** Exercise **
Copy down all of the data underneath, exactly as shown.

== Data provided

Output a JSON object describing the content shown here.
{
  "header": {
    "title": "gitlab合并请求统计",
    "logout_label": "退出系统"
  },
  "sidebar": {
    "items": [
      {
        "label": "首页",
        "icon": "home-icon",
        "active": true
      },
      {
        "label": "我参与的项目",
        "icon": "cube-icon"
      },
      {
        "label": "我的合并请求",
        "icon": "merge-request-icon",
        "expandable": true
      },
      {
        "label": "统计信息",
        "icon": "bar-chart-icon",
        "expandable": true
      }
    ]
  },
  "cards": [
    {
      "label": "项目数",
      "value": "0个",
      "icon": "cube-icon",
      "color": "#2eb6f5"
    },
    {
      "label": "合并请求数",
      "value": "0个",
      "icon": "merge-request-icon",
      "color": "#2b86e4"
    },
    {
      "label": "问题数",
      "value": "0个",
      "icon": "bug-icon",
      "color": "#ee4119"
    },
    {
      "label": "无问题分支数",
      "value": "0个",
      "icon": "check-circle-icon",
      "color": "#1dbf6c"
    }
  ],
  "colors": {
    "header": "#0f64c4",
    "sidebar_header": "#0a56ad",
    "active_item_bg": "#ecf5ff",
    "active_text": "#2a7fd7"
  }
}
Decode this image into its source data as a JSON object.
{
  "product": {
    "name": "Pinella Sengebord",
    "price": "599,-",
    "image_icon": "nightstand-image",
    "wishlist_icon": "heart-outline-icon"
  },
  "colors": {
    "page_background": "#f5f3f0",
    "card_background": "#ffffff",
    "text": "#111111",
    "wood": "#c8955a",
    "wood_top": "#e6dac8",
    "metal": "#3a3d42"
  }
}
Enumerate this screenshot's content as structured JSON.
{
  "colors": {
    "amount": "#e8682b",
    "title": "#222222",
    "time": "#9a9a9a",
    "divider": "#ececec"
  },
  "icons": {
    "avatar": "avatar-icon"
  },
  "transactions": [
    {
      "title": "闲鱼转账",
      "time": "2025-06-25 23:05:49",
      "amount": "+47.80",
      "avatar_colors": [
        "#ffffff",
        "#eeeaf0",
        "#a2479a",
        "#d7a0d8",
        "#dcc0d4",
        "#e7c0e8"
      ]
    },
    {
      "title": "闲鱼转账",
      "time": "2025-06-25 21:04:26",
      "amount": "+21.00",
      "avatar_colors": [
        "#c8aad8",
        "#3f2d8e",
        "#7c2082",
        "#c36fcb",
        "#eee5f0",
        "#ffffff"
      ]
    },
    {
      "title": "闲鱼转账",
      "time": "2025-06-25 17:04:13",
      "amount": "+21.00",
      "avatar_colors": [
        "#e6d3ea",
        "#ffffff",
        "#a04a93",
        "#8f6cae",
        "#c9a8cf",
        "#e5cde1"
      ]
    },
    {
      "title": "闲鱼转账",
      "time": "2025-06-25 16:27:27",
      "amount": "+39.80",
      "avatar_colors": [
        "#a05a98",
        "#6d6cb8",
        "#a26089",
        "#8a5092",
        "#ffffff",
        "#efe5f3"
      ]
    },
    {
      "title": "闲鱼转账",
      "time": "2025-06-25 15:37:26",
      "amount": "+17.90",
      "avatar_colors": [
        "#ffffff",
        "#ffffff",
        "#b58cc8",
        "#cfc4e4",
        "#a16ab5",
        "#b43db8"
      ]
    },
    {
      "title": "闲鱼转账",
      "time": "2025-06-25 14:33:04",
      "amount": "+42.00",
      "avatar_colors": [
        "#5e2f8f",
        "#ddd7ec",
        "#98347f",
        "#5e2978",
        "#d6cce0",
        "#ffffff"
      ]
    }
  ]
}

====

** Result of the task **
Output a JSON object describing the content shown here.
{
  "header": {
    "title": "gitlab合并请求统计",
    "logout_label": "退出系统"
  },
  "sidebar": {
    "items": [
      {
        "label": "首页",
        "icon": "home-icon",
        "active": true
      },
      {
        "label": "我参与的项目",
        "icon": "cube-icon"
      },
      {
        "label": "我的合并请求",
        "icon": "merge-request-icon",
        "expandable": true
      },
      {
        "label": "统计信息",
        "icon": "bar-chart-icon",
        "expandable": true
      }
    ]
  },
  "cards": [
    {
      "label": "项目数",
      "value": "0个",
      "icon": "cube-icon",
      "color": "#2eb6f5"
    },
    {
      "label": "合并请求数",
      "value": "0个",
      "icon": "merge-request-icon",
      "color": "#2b86e4"
    },
    {
      "label": "问题数",
      "value": "0个",
      "icon": "bug-icon",
      "color": "#ee4119"
    },
    {
      "label": "无问题分支数",
      "value": "0个",
      "icon": "check-circle-icon",
      "color": "#1dbf6c"
    }
  ],
  "colors": {
    "header": "#0f64c4",
    "sidebar_header": "#0a56ad",
    "active_item_bg": "#ecf5ff",
    "active_text": "#2a7fd7"
  }
}
Decode this image into its source data as a JSON object.
{
  "product": {
    "name": "Pinella Sengebord",
    "price": "599,-",
    "image_icon": "nightstand-image",
    "wishlist_icon": "heart-outline-icon"
  },
  "colors": {
    "page_background": "#f5f3f0",
    "card_background": "#ffffff",
    "text": "#111111",
    "wood": "#c8955a",
    "wood_top": "#e6dac8",
    "metal": "#3a3d42"
  }
}
Enumerate this screenshot's content as structured JSON.
{
  "colors": {
    "amount": "#e8682b",
    "title": "#222222",
    "time": "#9a9a9a",
    "divider": "#ececec"
  },
  "icons": {
    "avatar": "avatar-icon"
  },
  "transactions": [
    {
      "title": "闲鱼转账",
      "time": "2025-06-25 23:05:49",
      "amount": "+47.80",
      "avatar_colors": [
        "#ffffff",
        "#eeeaf0",
        "#a2479a",
        "#d7a0d8",
        "#dcc0d4",
        "#e7c0e8"
      ]
    },
    {
      "title": "闲鱼转账",
      "time": "2025-06-25 21:04:26",
      "amount": "+21.00",
      "avatar_colors": [
        "#c8aad8",
        "#3f2d8e",
        "#7c2082",
        "#c36fcb",
        "#eee5f0",
        "#ffffff"
      ]
    },
    {
      "title": "闲鱼转账",
      "time": "2025-06-25 17:04:13",
      "amount": "+21.00",
      "avatar_colors": [
        "#e6d3ea",
        "#ffffff",
        "#a04a93",
        "#8f6cae",
        "#c9a8cf",
        "#e5cde1"
      ]
    },
    {
      "title": "闲鱼转账",
      "time": "2025-06-25 16:27:27",
      "amount": "+39.80",
      "avatar_colors": [
        "#a05a98",
        "#6d6cb8",
        "#a26089",
        "#8a5092",
        "#ffffff",
        "#efe5f3"
      ]
    },
    {
      "title": "闲鱼转账",
      "time": "2025-06-25 15:37:26",
      "amount": "+17.90",
      "avatar_colors": [
        "#ffffff",
        "#ffffff",
        "#b58cc8",
        "#cfc4e4",
        "#a16ab5",
        "#b43db8"
      ]
    },
    {
      "title": "闲鱼转账",
      "time": "2025-06-25 14:33:04",
      "amount": "+42.00",
      "avatar_colors": [
        "#5e2f8f",
        "#ddd7ec",
        "#98347f",
        "#5e2978",
        "#d6cce0",
        "#ffffff"
      ]
    }
  ]
}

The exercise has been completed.